Written exercise:
Within the records below, find each line that holds the string "JSON", then copy it.

Stored data:
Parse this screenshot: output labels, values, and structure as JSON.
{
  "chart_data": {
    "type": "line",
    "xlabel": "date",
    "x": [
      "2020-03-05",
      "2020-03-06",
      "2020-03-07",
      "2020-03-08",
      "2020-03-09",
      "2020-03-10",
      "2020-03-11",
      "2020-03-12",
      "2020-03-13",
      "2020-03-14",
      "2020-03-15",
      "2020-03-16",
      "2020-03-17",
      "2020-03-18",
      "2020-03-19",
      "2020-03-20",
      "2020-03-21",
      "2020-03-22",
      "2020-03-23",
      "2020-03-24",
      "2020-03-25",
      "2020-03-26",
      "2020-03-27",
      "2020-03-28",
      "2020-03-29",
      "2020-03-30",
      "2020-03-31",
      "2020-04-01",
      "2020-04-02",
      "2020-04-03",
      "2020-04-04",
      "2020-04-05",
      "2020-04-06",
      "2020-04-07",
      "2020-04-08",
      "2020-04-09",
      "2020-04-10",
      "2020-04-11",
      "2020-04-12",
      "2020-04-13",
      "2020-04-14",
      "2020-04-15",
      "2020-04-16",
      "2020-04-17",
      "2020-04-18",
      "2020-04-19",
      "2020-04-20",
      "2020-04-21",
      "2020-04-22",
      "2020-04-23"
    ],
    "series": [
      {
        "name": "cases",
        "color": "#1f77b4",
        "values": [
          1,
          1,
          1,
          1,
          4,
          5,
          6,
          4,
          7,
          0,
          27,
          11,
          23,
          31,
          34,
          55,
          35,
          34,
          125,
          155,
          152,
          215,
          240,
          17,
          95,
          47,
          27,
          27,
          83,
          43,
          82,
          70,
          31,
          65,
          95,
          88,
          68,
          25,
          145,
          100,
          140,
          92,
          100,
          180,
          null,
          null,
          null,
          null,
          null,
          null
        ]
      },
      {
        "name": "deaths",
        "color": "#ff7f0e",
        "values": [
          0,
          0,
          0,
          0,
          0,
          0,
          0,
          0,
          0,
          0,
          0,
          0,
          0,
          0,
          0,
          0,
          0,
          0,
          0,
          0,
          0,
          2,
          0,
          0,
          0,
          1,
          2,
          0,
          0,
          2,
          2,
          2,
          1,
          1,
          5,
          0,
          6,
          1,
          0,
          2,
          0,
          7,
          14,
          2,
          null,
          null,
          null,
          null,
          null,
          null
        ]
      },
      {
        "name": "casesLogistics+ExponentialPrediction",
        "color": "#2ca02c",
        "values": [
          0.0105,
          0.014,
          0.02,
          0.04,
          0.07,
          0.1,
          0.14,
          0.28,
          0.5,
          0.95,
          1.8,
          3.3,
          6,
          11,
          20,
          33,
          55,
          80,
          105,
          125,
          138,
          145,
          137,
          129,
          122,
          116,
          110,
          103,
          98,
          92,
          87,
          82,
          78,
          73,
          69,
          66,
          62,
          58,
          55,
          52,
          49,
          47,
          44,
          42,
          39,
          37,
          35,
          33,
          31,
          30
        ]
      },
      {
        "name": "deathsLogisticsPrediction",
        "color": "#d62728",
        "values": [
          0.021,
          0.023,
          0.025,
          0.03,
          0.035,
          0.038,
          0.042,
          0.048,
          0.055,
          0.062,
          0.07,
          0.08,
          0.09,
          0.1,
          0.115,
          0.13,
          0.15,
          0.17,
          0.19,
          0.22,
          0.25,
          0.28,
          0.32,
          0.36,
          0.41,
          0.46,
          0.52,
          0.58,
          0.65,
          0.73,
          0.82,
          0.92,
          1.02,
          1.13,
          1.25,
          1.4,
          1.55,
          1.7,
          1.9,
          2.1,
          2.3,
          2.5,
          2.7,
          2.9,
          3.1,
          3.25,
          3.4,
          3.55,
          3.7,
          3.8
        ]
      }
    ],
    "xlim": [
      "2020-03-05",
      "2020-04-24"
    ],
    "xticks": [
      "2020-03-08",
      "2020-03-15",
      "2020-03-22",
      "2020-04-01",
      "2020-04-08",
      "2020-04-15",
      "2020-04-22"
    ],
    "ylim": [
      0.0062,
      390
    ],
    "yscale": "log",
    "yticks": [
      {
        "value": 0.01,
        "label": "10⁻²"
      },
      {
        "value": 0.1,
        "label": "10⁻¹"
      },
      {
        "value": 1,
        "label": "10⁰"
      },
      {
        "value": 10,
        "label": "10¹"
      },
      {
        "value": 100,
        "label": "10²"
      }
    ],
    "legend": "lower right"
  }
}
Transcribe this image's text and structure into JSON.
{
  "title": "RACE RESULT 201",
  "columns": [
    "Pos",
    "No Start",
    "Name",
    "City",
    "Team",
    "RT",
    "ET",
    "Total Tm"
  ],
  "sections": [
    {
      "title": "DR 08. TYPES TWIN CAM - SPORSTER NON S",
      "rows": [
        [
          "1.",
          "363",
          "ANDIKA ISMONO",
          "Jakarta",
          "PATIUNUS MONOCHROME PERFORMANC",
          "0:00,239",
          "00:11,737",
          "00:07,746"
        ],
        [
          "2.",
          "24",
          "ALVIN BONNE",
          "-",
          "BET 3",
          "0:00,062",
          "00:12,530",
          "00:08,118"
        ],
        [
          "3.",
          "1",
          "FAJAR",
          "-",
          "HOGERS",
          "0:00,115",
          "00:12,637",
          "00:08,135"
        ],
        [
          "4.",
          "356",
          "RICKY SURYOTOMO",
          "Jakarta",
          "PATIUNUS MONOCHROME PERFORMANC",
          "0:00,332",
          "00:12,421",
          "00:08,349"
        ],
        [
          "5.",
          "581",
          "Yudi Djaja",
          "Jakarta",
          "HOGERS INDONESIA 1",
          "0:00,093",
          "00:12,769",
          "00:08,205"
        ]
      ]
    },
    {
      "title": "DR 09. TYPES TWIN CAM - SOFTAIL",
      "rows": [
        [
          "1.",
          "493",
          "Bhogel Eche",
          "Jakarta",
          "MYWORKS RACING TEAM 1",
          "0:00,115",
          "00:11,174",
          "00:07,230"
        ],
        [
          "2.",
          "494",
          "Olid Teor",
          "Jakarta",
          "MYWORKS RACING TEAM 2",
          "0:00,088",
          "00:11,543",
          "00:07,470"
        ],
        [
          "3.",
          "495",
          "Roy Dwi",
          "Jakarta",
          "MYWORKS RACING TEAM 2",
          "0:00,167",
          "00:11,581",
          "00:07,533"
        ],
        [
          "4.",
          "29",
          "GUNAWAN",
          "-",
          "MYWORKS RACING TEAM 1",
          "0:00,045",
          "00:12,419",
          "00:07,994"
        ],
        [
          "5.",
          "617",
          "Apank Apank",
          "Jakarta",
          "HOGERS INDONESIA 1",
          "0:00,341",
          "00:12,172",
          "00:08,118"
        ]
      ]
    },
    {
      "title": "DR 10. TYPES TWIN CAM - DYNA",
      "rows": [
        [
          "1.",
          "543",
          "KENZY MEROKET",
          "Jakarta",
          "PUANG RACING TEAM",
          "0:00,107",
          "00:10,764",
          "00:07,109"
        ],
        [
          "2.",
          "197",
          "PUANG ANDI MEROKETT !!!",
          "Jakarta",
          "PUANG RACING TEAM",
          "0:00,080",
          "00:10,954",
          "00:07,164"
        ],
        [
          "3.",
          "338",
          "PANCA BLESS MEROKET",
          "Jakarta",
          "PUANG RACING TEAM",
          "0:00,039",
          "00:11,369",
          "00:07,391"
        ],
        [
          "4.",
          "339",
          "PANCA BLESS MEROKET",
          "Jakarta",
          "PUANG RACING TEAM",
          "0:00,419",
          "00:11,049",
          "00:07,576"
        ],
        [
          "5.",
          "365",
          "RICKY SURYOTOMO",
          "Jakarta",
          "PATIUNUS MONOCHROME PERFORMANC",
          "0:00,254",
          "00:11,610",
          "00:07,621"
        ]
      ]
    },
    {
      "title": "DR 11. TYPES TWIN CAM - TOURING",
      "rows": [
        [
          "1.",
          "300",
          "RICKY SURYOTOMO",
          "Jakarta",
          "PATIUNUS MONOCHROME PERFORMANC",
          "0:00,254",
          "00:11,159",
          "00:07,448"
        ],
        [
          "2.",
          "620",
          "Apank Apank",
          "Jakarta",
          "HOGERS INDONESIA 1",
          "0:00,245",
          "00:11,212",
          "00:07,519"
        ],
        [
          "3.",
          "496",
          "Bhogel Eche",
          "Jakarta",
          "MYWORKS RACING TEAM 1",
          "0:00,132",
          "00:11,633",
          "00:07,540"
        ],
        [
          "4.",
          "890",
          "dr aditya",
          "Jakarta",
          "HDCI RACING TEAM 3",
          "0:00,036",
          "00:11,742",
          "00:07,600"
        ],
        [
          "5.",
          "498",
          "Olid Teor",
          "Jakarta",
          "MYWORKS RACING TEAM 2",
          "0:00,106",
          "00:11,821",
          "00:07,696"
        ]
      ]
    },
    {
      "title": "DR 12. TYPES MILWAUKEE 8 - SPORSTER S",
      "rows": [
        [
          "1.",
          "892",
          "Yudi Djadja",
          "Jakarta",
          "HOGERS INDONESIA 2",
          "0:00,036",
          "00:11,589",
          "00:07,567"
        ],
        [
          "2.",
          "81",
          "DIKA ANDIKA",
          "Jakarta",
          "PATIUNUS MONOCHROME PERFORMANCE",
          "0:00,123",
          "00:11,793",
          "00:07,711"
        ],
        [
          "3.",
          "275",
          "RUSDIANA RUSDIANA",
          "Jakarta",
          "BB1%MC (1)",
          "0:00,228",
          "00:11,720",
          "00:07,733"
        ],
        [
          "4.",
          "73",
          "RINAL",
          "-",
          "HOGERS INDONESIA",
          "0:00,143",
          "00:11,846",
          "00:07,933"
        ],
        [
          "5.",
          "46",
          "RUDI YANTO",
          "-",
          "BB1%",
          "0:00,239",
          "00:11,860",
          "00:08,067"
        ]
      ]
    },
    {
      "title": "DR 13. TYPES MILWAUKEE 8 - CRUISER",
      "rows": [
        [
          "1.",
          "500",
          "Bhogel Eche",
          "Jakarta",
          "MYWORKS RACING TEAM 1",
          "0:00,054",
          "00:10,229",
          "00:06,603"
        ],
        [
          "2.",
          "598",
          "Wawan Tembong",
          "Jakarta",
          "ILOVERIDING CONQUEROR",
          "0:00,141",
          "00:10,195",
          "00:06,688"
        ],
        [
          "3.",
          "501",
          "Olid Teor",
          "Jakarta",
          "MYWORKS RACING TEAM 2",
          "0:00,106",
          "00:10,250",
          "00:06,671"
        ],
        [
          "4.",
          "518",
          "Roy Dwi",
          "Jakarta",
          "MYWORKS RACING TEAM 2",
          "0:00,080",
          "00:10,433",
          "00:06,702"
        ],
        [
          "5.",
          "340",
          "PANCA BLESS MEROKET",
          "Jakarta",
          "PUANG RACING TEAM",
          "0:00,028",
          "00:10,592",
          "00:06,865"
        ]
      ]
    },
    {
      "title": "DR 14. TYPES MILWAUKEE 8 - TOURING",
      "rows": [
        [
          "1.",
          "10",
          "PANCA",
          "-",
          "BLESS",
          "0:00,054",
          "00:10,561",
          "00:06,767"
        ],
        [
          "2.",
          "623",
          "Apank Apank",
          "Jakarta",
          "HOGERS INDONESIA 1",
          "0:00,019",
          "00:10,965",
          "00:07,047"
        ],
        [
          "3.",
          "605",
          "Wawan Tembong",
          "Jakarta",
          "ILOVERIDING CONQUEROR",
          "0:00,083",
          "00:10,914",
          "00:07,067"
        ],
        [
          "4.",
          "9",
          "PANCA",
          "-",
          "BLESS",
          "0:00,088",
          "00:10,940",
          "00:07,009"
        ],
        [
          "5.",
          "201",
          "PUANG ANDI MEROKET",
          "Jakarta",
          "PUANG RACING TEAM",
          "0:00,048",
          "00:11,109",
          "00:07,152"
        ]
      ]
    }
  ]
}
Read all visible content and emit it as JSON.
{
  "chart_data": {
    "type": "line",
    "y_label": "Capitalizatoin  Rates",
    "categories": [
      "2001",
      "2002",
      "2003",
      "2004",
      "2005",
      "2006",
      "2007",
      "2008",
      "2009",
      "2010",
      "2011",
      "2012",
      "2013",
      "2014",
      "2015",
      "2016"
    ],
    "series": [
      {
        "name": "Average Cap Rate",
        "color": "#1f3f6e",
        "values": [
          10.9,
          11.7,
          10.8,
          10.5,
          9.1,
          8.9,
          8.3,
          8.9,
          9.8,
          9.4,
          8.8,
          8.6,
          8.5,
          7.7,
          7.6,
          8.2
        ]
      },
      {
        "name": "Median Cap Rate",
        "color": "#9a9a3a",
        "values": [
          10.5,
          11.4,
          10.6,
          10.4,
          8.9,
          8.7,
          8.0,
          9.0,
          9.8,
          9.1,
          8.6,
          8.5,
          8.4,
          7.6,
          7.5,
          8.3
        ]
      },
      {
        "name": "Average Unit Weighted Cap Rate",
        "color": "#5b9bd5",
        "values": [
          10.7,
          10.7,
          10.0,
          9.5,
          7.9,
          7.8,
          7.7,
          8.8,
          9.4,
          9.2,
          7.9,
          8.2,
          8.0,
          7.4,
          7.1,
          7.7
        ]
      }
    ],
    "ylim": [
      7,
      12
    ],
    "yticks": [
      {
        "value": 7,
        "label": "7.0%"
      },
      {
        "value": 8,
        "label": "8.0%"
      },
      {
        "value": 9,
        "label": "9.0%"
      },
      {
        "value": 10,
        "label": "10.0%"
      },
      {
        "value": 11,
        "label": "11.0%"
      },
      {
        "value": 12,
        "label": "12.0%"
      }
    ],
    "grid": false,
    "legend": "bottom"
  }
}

Exercise answer:
Parse this screenshot: output labels, values, and structure as JSON.
Transcribe this image's text and structure into JSON.
Read all visible content and emit it as JSON.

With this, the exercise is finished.